(Entries taken from a collection)
★ ★ ★

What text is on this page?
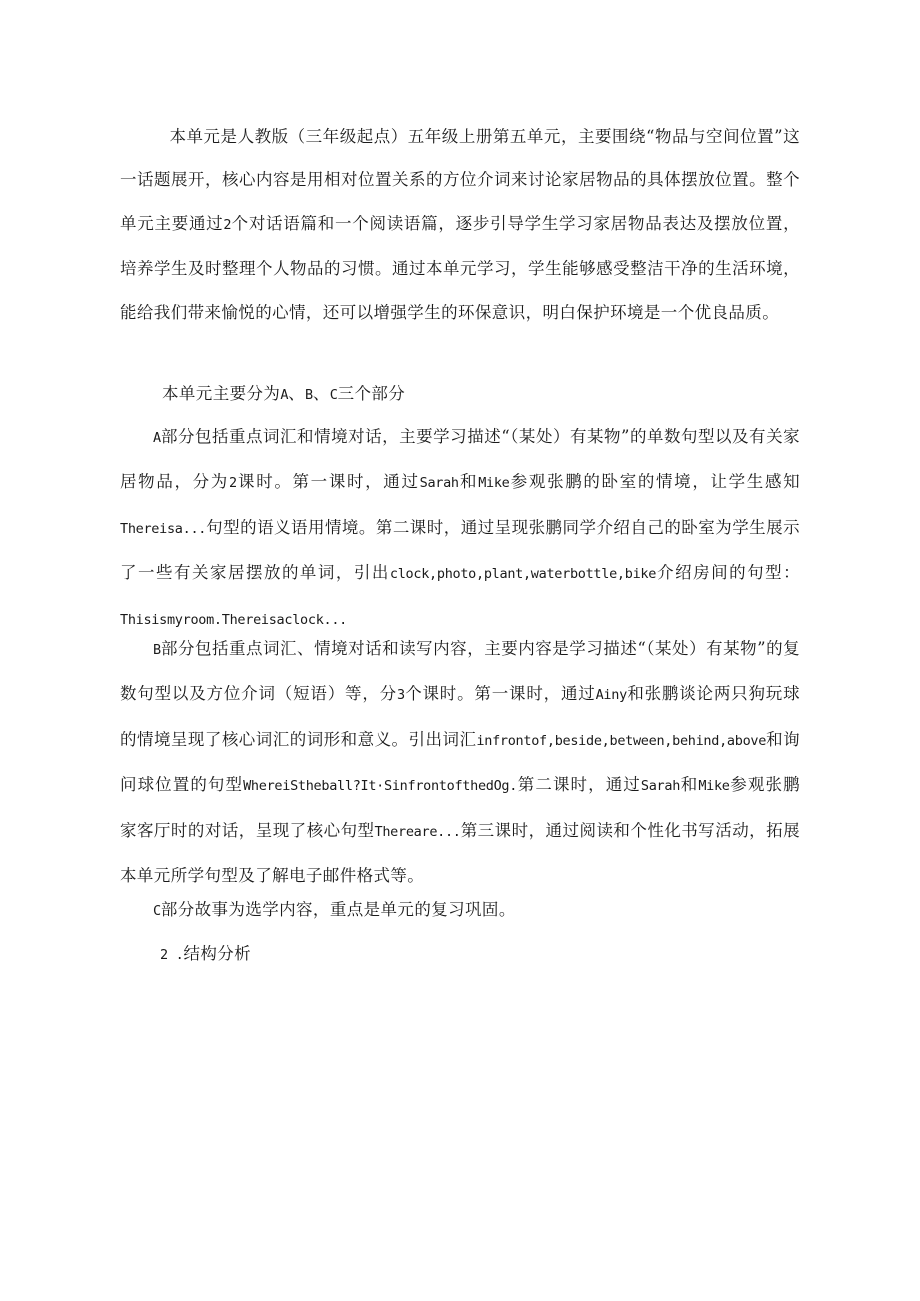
本单元是人教版（三年级起点）五年级上册第五单元，主要围绕“物品与空间位置”这一话题展开，核心内容是用相对位置关系的方位介词来讨论家居物品的具体摆放位置。整个单元主要通过2个对话语篇和一个阅读语篇，逐步引导学生学习家居物品表达及摆放位置，培养学生及时整理个人物品的习惯。通过本单元学习，学生能够感受整洁干净的生活环境，能给我们带来愉悦的心情，还可以增强学生的环保意识，明白保护环境是一个优良品质。

本单元主要分为A、B、C三个部分

A部分包括重点词汇和情境对话，主要学习描述“（某处）有某物”的单数句型以及有关家居物品，分为2课时。第一课时，通过Sarah和Mike参观张鹏的卧室的情境，让学生感知Thereisa...句型的语义语用情境。第二课时，通过呈现张鹏同学介绍自己的卧室为学生展示了一些有关家居摆放的单词，引出clock,photo,plant,waterbottle,bike介绍房间的句型：Thisismyroom.Thereisaclock...

B部分包括重点词汇、情境对话和读写内容，主要内容是学习描述“（某处）有某物”的复数句型以及方位介词（短语）等，分3个课时。第一课时，通过Ainy和张鹏谈论两只狗玩球的情境呈现了核心词汇的词形和意义。引出词汇infrontof,beside,between,behind,above和询问球位置的句型WhereiStheball?It·SinfrontofthedOg.第二课时，通过Sarah和Mike参观张鹏家客厅时的对话，呈现了核心句型Thereare...第三课时，通过阅读和个性化书写活动，拓展本单元所学句型及了解电子邮件格式等。

C部分故事为选学内容，重点是单元的复习巩固。

2 .结构分析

★ ★ ★

* Written request
Keep the pictures out of the copy and write out the data exactly as it stands.

* Answer for this exercise
What text is on this page?
本单元是人教版（三年级起点）五年级上册第五单元，主要围绕“物品与空间位置”这一话题展开，核心内容是用相对位置关系的方位介词来讨论家居物品的具体摆放位置。整个单元主要通过2个对话语篇和一个阅读语篇，逐步引导学生学习家居物品表达及摆放位置，培养学生及时整理个人物品的习惯。通过本单元学习，学生能够感受整洁干净的生活环境，能给我们带来愉悦的心情，还可以增强学生的环保意识，明白保护环境是一个优良品质。

本单元主要分为A、B、C三个部分

A部分包括重点词汇和情境对话，主要学习描述“（某处）有某物”的单数句型以及有关家居物品，分为2课时。第一课时，通过Sarah和Mike参观张鹏的卧室的情境，让学生感知Thereisa...句型的语义语用情境。第二课时，通过呈现张鹏同学介绍自己的卧室为学生展示了一些有关家居摆放的单词，引出clock,photo,plant,waterbottle,bike介绍房间的句型：Thisismyroom.Thereisaclock...

B部分包括重点词汇、情境对话和读写内容，主要内容是学习描述“（某处）有某物”的复数句型以及方位介词（短语）等，分3个课时。第一课时，通过Ainy和张鹏谈论两只狗玩球的情境呈现了核心词汇的词形和意义。引出词汇infrontof,beside,between,behind,above和询问球位置的句型WhereiStheball?It·SinfrontofthedOg.第二课时，通过Sarah和Mike参观张鹏家客厅时的对话，呈现了核心句型Thereare...第三课时，通过阅读和个性化书写活动，拓展本单元所学句型及了解电子邮件格式等。

C部分故事为选学内容，重点是单元的复习巩固。

2 .结构分析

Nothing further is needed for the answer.